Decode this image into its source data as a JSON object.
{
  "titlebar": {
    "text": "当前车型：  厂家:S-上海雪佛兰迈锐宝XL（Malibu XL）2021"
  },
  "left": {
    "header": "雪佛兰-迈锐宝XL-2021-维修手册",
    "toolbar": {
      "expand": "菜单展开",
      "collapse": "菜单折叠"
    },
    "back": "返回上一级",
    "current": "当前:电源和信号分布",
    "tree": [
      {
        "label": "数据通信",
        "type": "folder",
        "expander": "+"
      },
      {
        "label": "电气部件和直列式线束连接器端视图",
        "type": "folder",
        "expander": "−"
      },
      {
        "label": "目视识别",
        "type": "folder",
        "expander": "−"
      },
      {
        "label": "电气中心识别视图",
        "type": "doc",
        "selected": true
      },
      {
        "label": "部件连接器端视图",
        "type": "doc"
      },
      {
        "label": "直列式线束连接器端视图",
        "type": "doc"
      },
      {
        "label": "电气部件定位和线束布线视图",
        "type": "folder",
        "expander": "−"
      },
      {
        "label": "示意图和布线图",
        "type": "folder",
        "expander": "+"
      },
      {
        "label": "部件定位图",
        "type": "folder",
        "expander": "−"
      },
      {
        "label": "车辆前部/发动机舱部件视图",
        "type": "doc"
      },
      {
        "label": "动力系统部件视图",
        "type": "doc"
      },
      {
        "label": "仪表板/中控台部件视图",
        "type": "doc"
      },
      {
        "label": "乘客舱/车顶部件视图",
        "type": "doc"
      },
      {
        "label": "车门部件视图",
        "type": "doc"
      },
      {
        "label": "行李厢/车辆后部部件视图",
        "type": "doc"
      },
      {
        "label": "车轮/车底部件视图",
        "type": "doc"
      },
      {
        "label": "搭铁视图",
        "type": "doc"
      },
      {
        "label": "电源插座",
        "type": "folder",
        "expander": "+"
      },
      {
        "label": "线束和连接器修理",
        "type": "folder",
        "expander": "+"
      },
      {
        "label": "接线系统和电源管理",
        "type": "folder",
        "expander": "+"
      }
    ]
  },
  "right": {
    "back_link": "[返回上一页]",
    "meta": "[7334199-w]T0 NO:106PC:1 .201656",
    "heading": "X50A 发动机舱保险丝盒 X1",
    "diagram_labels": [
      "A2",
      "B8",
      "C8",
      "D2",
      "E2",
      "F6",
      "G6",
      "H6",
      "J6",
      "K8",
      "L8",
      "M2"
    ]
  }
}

--------------------

EXERCISE DETAILS:
Restate each record exactly as written.

TASK ANSWER:
Decode this image into its source data as a JSON object.
{
  "titlebar": {
    "text": "当前车型：  厂家:S-上海雪佛兰迈锐宝XL（Malibu XL）2021"
  },
  "left": {
    "header": "雪佛兰-迈锐宝XL-2021-维修手册",
    "toolbar": {
      "expand": "菜单展开",
      "collapse": "菜单折叠"
    },
    "back": "返回上一级",
    "current": "当前:电源和信号分布",
    "tree": [
      {
        "label": "数据通信",
        "type": "folder",
        "expander": "+"
      },
      {
        "label": "电气部件和直列式线束连接器端视图",
        "type": "folder",
        "expander": "−"
      },
      {
        "label": "目视识别",
        "type": "folder",
        "expander": "−"
      },
      {
        "label": "电气中心识别视图",
        "type": "doc",
        "selected": true
      },
      {
        "label": "部件连接器端视图",
        "type": "doc"
      },
      {
        "label": "直列式线束连接器端视图",
        "type": "doc"
      },
      {
        "label": "电气部件定位和线束布线视图",
        "type": "folder",
        "expander": "−"
      },
      {
        "label": "示意图和布线图",
        "type": "folder",
        "expander": "+"
      },
      {
        "label": "部件定位图",
        "type": "folder",
        "expander": "−"
      },
      {
        "label": "车辆前部/发动机舱部件视图",
        "type": "doc"
      },
      {
        "label": "动力系统部件视图",
        "type": "doc"
      },
      {
        "label": "仪表板/中控台部件视图",
        "type": "doc"
      },
      {
        "label": "乘客舱/车顶部件视图",
        "type": "doc"
      },
      {
        "label": "车门部件视图",
        "type": "doc"
      },
      {
        "label": "行李厢/车辆后部部件视图",
        "type": "doc"
      },
      {
        "label": "车轮/车底部件视图",
        "type": "doc"
      },
      {
        "label": "搭铁视图",
        "type": "doc"
      },
      {
        "label": "电源插座",
        "type": "folder",
        "expander": "+"
      },
      {
        "label": "线束和连接器修理",
        "type": "folder",
        "expander": "+"
      },
      {
        "label": "接线系统和电源管理",
        "type": "folder",
        "expander": "+"
      }
    ]
  },
  "right": {
    "back_link": "[返回上一页]",
    "meta": "[7334199-w]T0 NO:106PC:1 .201656",
    "heading": "X50A 发动机舱保险丝盒 X1",
    "diagram_labels": [
      "A2",
      "B8",
      "C8",
      "D2",
      "E2",
      "F6",
      "G6",
      "H6",
      "J6",
      "K8",
      "L8",
      "M2"
    ]
  }
}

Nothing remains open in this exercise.